» WHAT THE TASK ASKS:
Quote the entries word for word. Omit the pictures.

» DATA SUPPLIED:
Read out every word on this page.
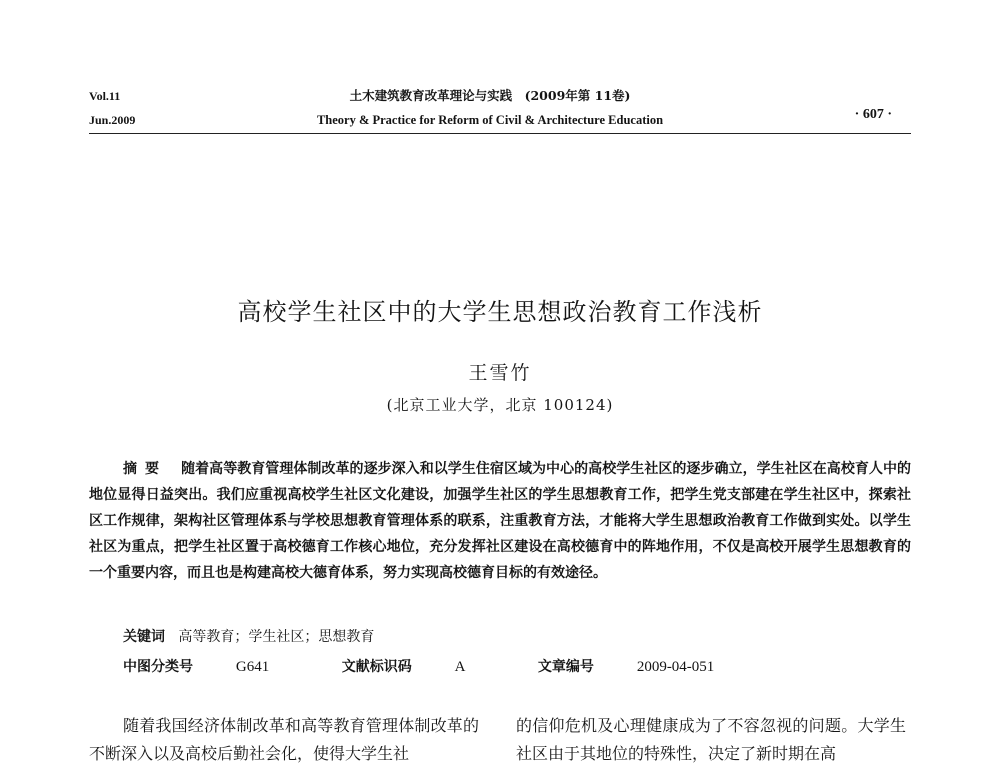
Vol.11
Jun.2009
土木建筑教育改革理论与实践　(2009年第 11卷)
Theory & Practice for Reform of Civil & Architecture Education	· 607 ·
高校学生社区中的大学生思想政治教育工作浅析
王雪竹
(北京工业大学，北京 100124)
摘要 随着高等教育管理体制改革的逐步深入和以学生住宿区域为中心的高校学生社区的逐步确立，学生社区在高校育人中的地位显得日益突出。我们应重视高校学生社区文化建设，加强学生社区的学生思想教育工作，把学生党支部建在学生社区中，探索社区工作规律，架构社区管理体系与学校思想教育管理体系的联系，注重教育方法，才能将大学生思想政治教育工作做到实处。以学生社区为重点，把学生社区置于高校德育工作核心地位，充分发挥社区建设在高校德育中的阵地作用，不仅是高校开展学生思想教育的一个重要内容，而且也是构建高校大德育体系，努力实现高校德育目标的有效途径。
关键词 高等教育；学生社区；思想教育
中图分类号	G641	文献标识码	A	文章编号	2009-04-051
随着我国经济体制改革和高等教育管理体制改革的不断深入以及高校后勤社会化，使得大学生社
的信仰危机及心理健康成为了不容忽视的问题。大学生社区由于其地位的特殊性，决定了新时期在高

» SOLUTION FOR THIS TASK:
Read out every word on this page.
Vol.11
Jun.2009
土木建筑教育改革理论与实践　(2009年第 11卷)
Theory & Practice for Reform of Civil & Architecture Education	· 607 ·
高校学生社区中的大学生思想政治教育工作浅析
王雪竹
(北京工业大学，北京 100124)
摘要 随着高等教育管理体制改革的逐步深入和以学生住宿区域为中心的高校学生社区的逐步确立，学生社区在高校育人中的地位显得日益突出。我们应重视高校学生社区文化建设，加强学生社区的学生思想教育工作，把学生党支部建在学生社区中，探索社区工作规律，架构社区管理体系与学校思想教育管理体系的联系，注重教育方法，才能将大学生思想政治教育工作做到实处。以学生社区为重点，把学生社区置于高校德育工作核心地位，充分发挥社区建设在高校德育中的阵地作用，不仅是高校开展学生思想教育的一个重要内容，而且也是构建高校大德育体系，努力实现高校德育目标的有效途径。
关键词 高等教育；学生社区；思想教育
中图分类号	G641	文献标识码	A	文章编号	2009-04-051
随着我国经济体制改革和高等教育管理体制改革的不断深入以及高校后勤社会化，使得大学生社
的信仰危机及心理健康成为了不容忽视的问题。大学生社区由于其地位的特殊性，决定了新时期在高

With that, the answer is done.